→ TASK REQUIREMENTS: Filter out all lines without the word "CTGCAGATGAAA" from the data below, please, and copy the rest.

[Page text dataset records]
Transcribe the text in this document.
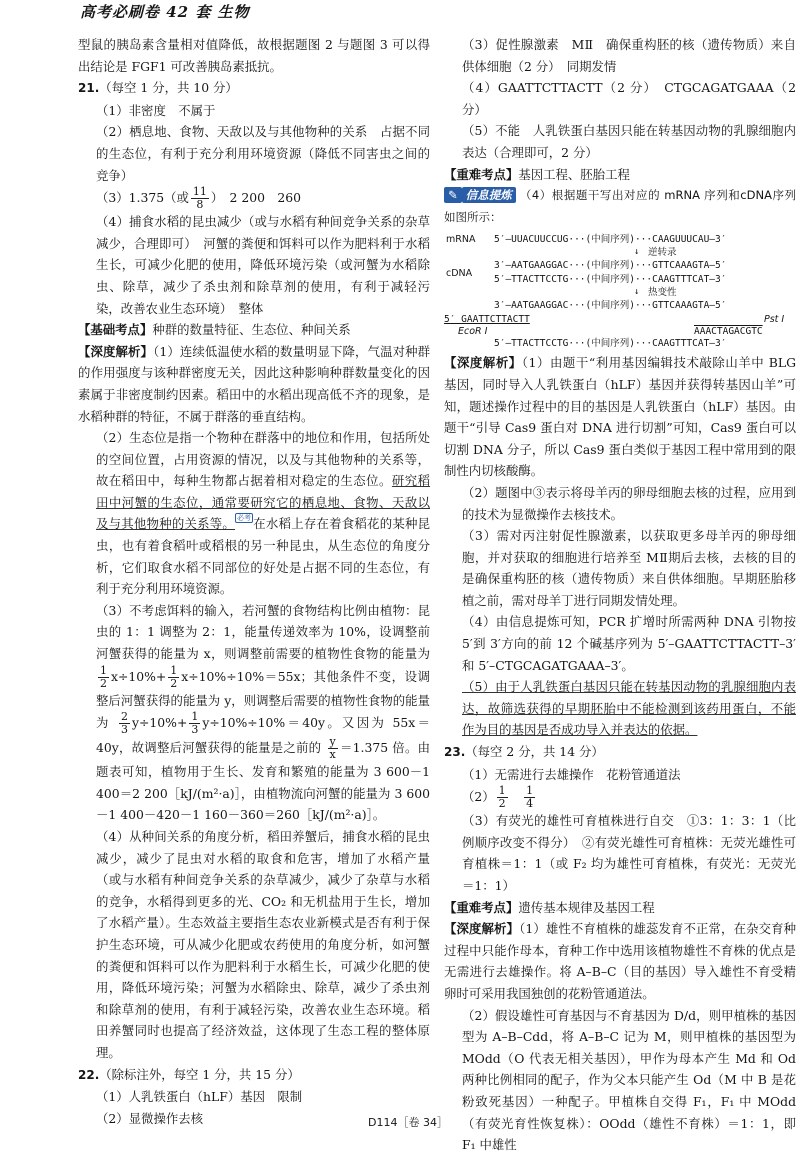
高考必刷卷 42 套 生物

型鼠的胰岛素含量相对值降低，故根据题图 2 与题图 3 可以得出结论是 FGF1 可改善胰岛素抵抗。

21.（每空 1 分，共 10 分）

（1）非密度　不属于

（2）栖息地、食物、天敌以及与其他物种的关系　占据不同的生态位，有利于充分利用环境资源（降低不同害虫之间的竞争）

（3）1.375（或 $\frac{11}{8}$ ）　2 200　260

（4）捕食水稻的昆虫减少（或与水稻有种间竞争关系的杂草减少，合理即可）　河蟹的粪便和饵料可以作为肥料利于水稻生长，可减少化肥的使用，降低环境污染（或河蟹为水稻除虫、除草，减少了杀虫剂和除草剂的使用，有利于减轻污染，改善农业生态环境）　整体

【基础考点】种群的数量特征、生态位、种间关系

【深度解析】（1）连续低温使水稻的数量明显下降，气温对种群的作用强度与该种群密度无关，因此这种影响种群数量变化的因素属于非密度制约因素。稻田中的水稻出现高低不齐的现象，是水稻种群的特征，不属于群落的垂直结构。

（2）生态位是指一个物种在群落中的地位和作用，包括所处的空间位置，占用资源的情况，以及与其他物种的关系等，故在稻田中，每种生物都占据着相对稳定的生态位。研究稻田中河蟹的生态位，通常要研究它的栖息地、食物、天敌以及与其他物种的关系等。 必考 在水稻上存在着食稻花的某种昆虫，也有着食稻叶或稻根的另一种昆虫，从生态位的角度分析，它们取食水稻不同部位的好处是占据不同的生态位，有利于充分利用环境资源。

（3）不考虑饵料的输入，若河蟹的食物结构比例由植物：昆虫的 1：1 调整为 2：1，能量传递效率为 10%，设调整前河蟹获得的能量为 x，则调整前需要的植物性食物的能量为
$\frac{1}{2} x\div 10\%+ \frac{1}{2} x\div 10\%\div 10\%=55x$；其他条件不变，设调整后河蟹获得的能量为 y，则调整后需要的植物性食物的能量为 $\frac{2}{3} y\div 10\%+ \frac{1}{3} y\div 10\%\div 10\%=40y$。又因为 55x＝40y，故调整后河蟹获得的能量是之前的 $\frac{y}{x} =1.375$ 倍。由题表可知，植物用于生长、发育和繁殖的能量为 3 600－1 400＝2 200［kJ/(m²·a)］，由植物流向河蟹的能量为 3 600－1 400－420－1 160－360＝260［kJ/(m²·a)］。

（4）从种间关系的角度分析，稻田养蟹后，捕食水稻的昆虫减少，减少了昆虫对水稻的取食和危害，增加了水稻产量（或与水稻有种间竞争关系的杂草减少，减少了杂草与水稻的竞争，水稻得到更多的光、CO₂ 和无机盐用于生长，增加了水稻产量）。生态效益主要指生态农业新模式是否有利于保护生态环境，可从减少化肥或农药使用的角度分析，如河蟹的粪便和饵料可以作为肥料利于水稻生长，可减少化肥的使用，降低环境污染；河蟹为水稻除虫、除草，减少了杀虫剂和除草剂的使用，有利于减轻污染，改善农业生态环境。稻田养蟹同时也提高了经济效益，这体现了生态工程的整体原理。

22.（除标注外，每空 1 分，共 15 分）

（1）人乳铁蛋白（hLF）基因　限制

（2）显微操作去核

（3）促性腺激素　MⅡ　确保重构胚的核（遗传物质）来自供体细胞（2 分）　同期发情

（4）GAATTCTTACTT（2 分）　CTGCAGATGAAA（2 分）

（5）不能　人乳铁蛋白基因只能在转基因动物的乳腺细胞内表达（合理即可，2 分）

【重难考点】基因工程、胚胎工程

✎ 信息提炼 （4）根据题干写出对应的 mRNA 序列和cDNA序列如图所示：

mRNA 5′–UUACUUCCUG···(中间序列)···CAAGUUUCAU–3′
↓ 逆转录
cDNA
3′–AATGAAGGAC···(中间序列)···GTTCAAAGTA–5′
5′–TTACTTCCTG···(中间序列)···CAAGTTTCAT–3′
↓ 热变性
3′–AATGAAGGAC···(中间序列)···GTTCAAAGTA–5′
5′ GAATTCTTACTT
EcoR Ⅰ
Pst Ⅰ
AAACTAGACGTC
5′–TTACTTCCTG···(中间序列)···CAAGTTTCAT–3′

【深度解析】（1）由题干“利用基因编辑技术敲除山羊中 BLG 基因，同时导入人乳铁蛋白（hLF）基因并获得转基因山羊”可知，题述操作过程中的目的基因是人乳铁蛋白（hLF）基因。由题干“引导 Cas9 蛋白对 DNA 进行切割”可知，Cas9 蛋白可以切割 DNA 分子，所以 Cas9 蛋白类似于基因工程中常用到的限制性内切核酸酶。

（2）题图中③表示将母羊丙的卵母细胞去核的过程，应用到的技术为显微操作去核技术。

（3）需对丙注射促性腺激素，以获取更多母羊丙的卵母细胞，并对获取的细胞进行培养至 MⅡ期后去核，去核的目的是确保重构胚的核（遗传物质）来自供体细胞。早期胚胎移植之前，需对母羊丁进行同期发情处理。

（4）由信息提炼可知，PCR 扩增时所需两种 DNA 引物按 5′到 3′方向的前 12 个碱基序列为 5′–GAATTCTTACTT–3′和 5′–CTGCAGATGAAA–3′。

（5）由于人乳铁蛋白基因只能在转基因动物的乳腺细胞内表达，故筛选获得的早期胚胎中不能检测到该药用蛋白，不能作为目的基因是否成功导入并表达的依据。

23.（每空 2 分，共 14 分）

（1）无需进行去雄操作　花粉管通道法

$(2) \frac{1}{2}$
　 $\frac{1}{4}$

（3）有荧光的雄性可育植株进行自交　①3：1：3：1（比例顺序改变不得分）　②有荧光雄性可育植株：无荧光雄性可育植株＝1：1（或 F₂ 均为雄性可育植株，有荧光：无荧光＝1：1）

【重难考点】遗传基本规律及基因工程

【深度解析】（1）雄性不育植株的雄蕊发育不正常，在杂交育种过程中只能作母本，育种工作中选用该植物雄性不育株的优点是无需进行去雄操作。将 A–B–C（目的基因）导入雄性不育受精卵时可采用我国独创的花粉管通道法。

（2）假设雄性可育基因与不育基因为 D/d，则甲植株的基因型为 A–B–Cdd，将 A–B–C 记为 M，则甲植株的基因型为 MOdd（O 代表无相关基因），甲作为母本产生 Md 和 Od 两种比例相同的配子，作为父本只能产生 Od（M 中 B 是花粉致死基因）一种配子。甲植株自交得 F₁，F₁ 中 MOdd（有荧光育性恢复株）：OOdd（雄性不育株）＝1：1，即 F₁ 中雄性

D114［卷 34］
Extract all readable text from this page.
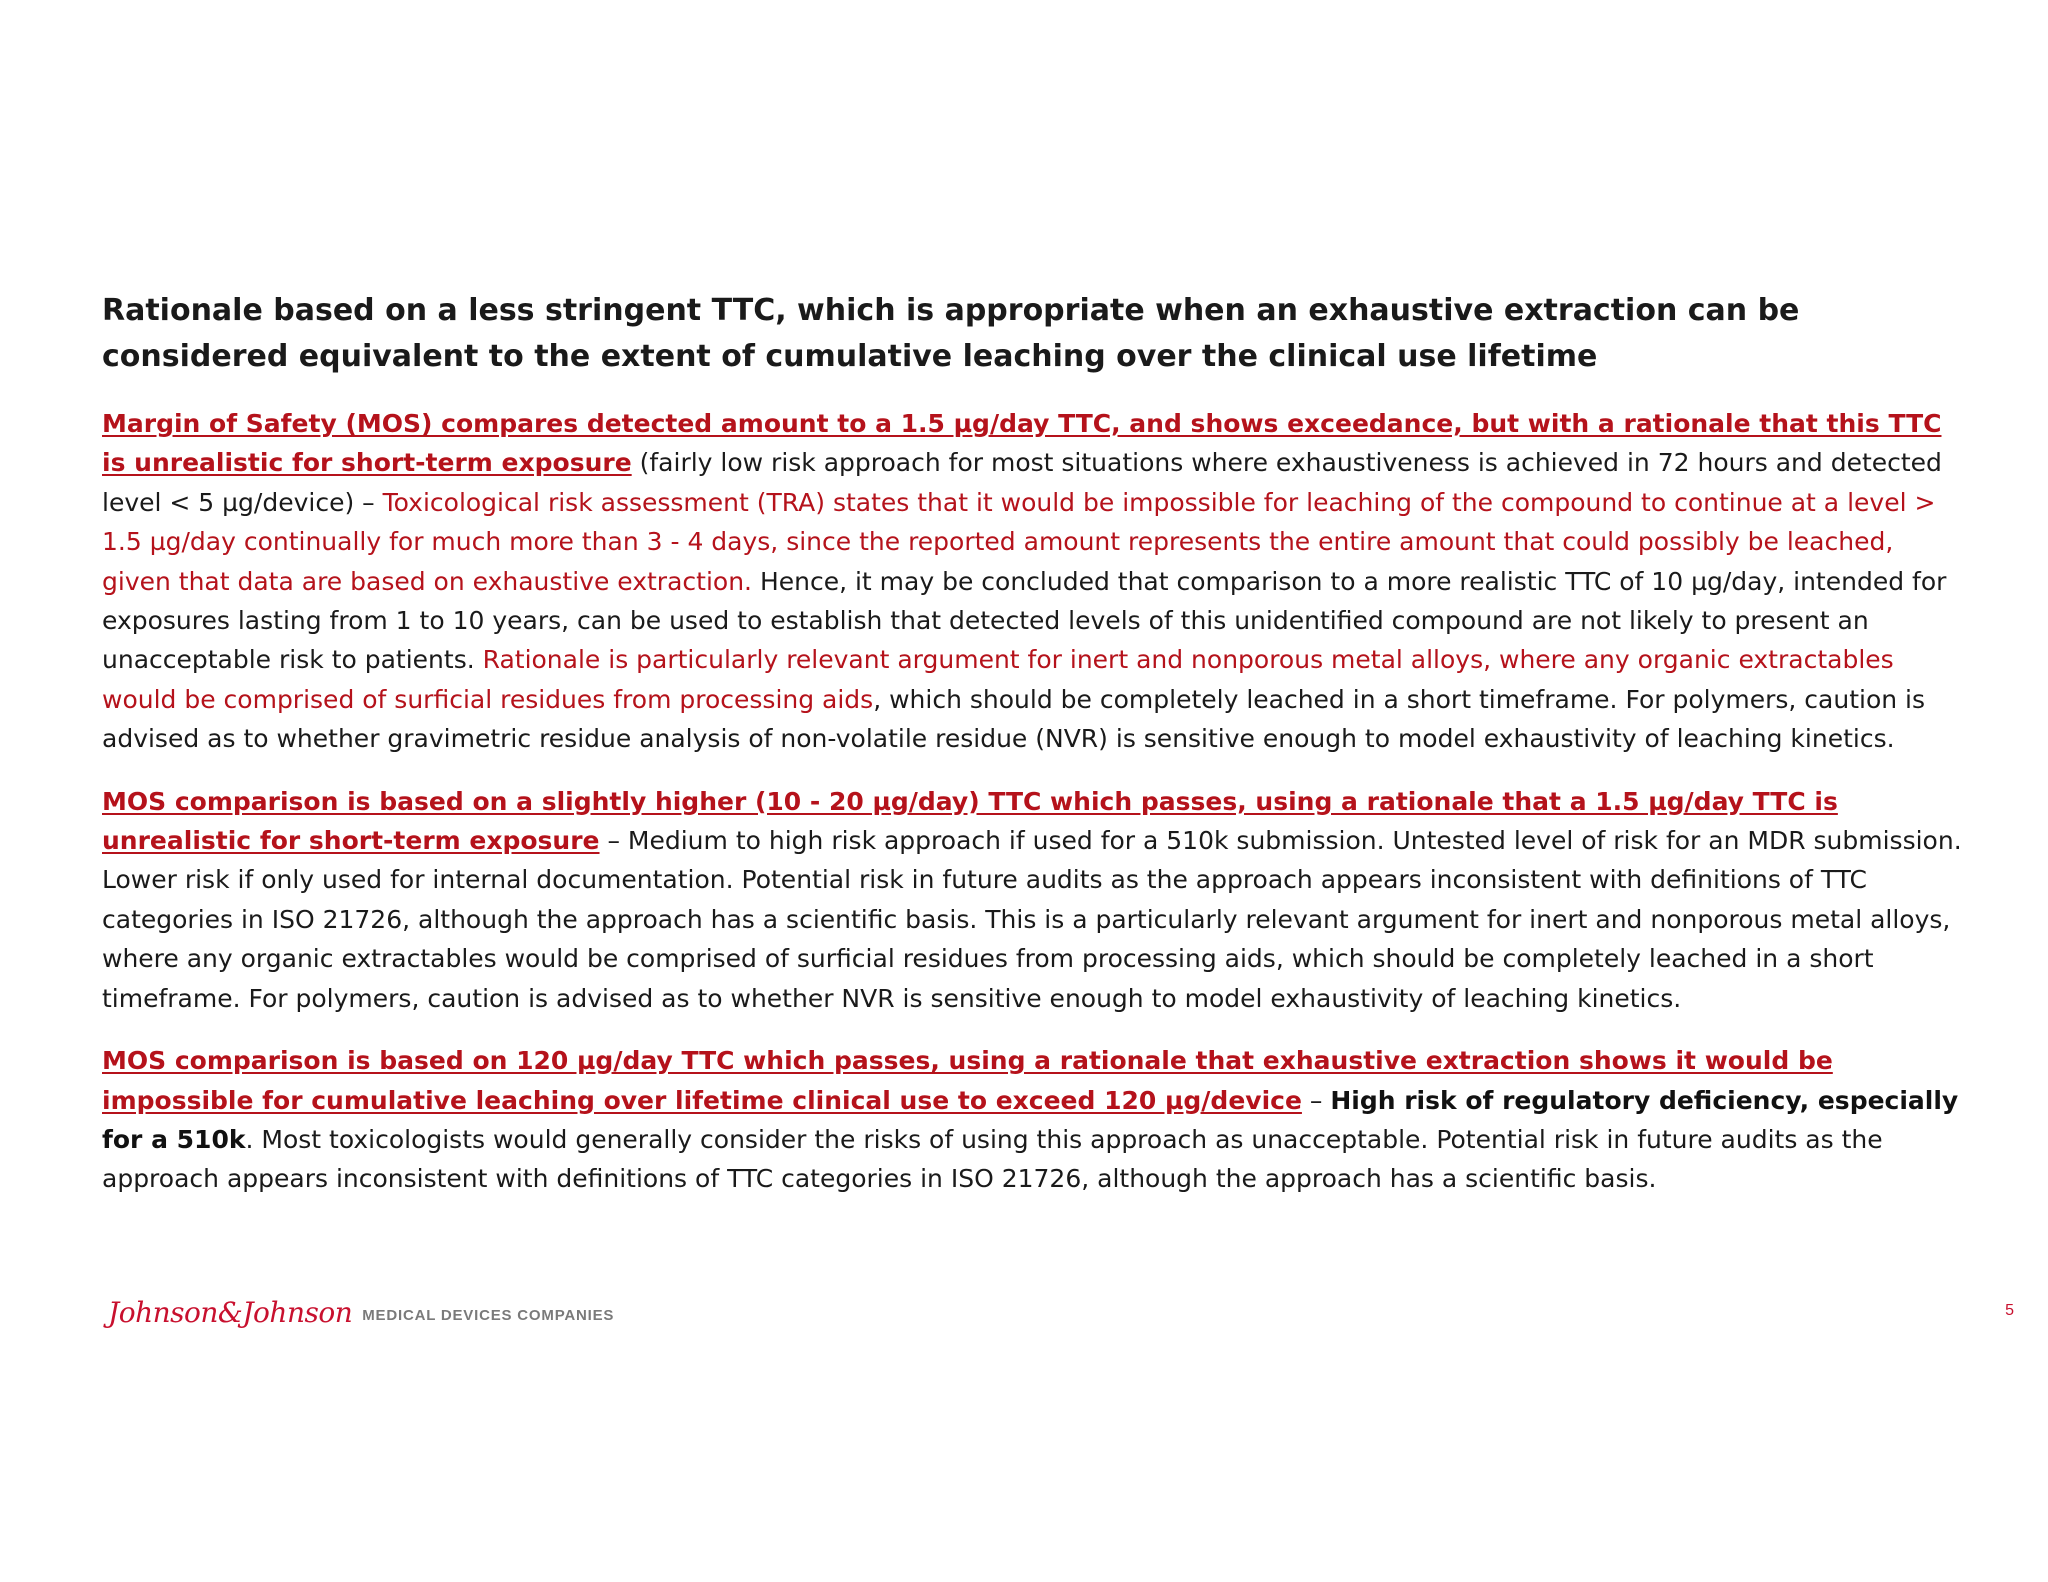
Rationale based on a less stringent TTC, which is appropriate when an exhaustive extraction can be considered equivalent to the extent of cumulative leaching over the clinical use lifetime

Margin of Safety (MOS) compares detected amount to a 1.5 µg/day TTC, and shows exceedance, but with a rationale that this TTC is unrealistic for short-term exposure (fairly low risk approach for most situations where exhaustiveness is achieved in 72 hours and detected level < 5 µg/device) – Toxicological risk assessment (TRA) states that it would be impossible for leaching of the compound to continue at a level > 1.5 µg/day continually for much more than 3 - 4 days, since the reported amount represents the entire amount that could possibly be leached, given that data are based on exhaustive extraction. Hence, it may be concluded that comparison to a more realistic TTC of 10 µg/day, intended for exposures lasting from 1 to 10 years, can be used to establish that detected levels of this unidentified compound are not likely to present an unacceptable risk to patients. Rationale is particularly relevant argument for inert and nonporous metal alloys, where any organic extractables would be comprised of surficial residues from processing aids, which should be completely leached in a short timeframe. For polymers, caution is advised as to whether gravimetric residue analysis of non-volatile residue (NVR) is sensitive enough to model exhaustivity of leaching kinetics.

MOS comparison is based on a slightly higher (10 - 20 µg/day) TTC which passes, using a rationale that a 1.5 µg/day TTC is unrealistic for short-term exposure – Medium to high risk approach if used for a 510k submission. Untested level of risk for an MDR submission. Lower risk if only used for internal documentation. Potential risk in future audits as the approach appears inconsistent with definitions of TTC categories in ISO 21726, although the approach has a scientific basis. This is a particularly relevant argument for inert and nonporous metal alloys, where any organic extractables would be comprised of surficial residues from processing aids, which should be completely leached in a short timeframe. For polymers, caution is advised as to whether NVR is sensitive enough to model exhaustivity of leaching kinetics.

MOS comparison is based on 120 µg/day TTC which passes, using a rationale that exhaustive extraction shows it would be impossible for cumulative leaching over lifetime clinical use to exceed 120 µg/device – High risk of regulatory deficiency, especially for a 510k. Most toxicologists would generally consider the risks of using this approach as unacceptable. Potential risk in future audits as the approach appears inconsistent with definitions of TTC categories in ISO 21726, although the approach has a scientific basis.

Johnson&Johnson MEDICAL DEVICES COMPANIES	5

→ REPLY TO THE EXERCISE:
（4）GAATTCTTACTT（2 分）　CTGCAGATGAAA（2 分）
（4）由信息提炼可知，PCR 扩增时所需两种 DNA 引物按 5′到 3′方向的前 12 个碱基序列为 5′–GAATTCTTACTT–3′和 5′–CTGCAGATGAAA–3′。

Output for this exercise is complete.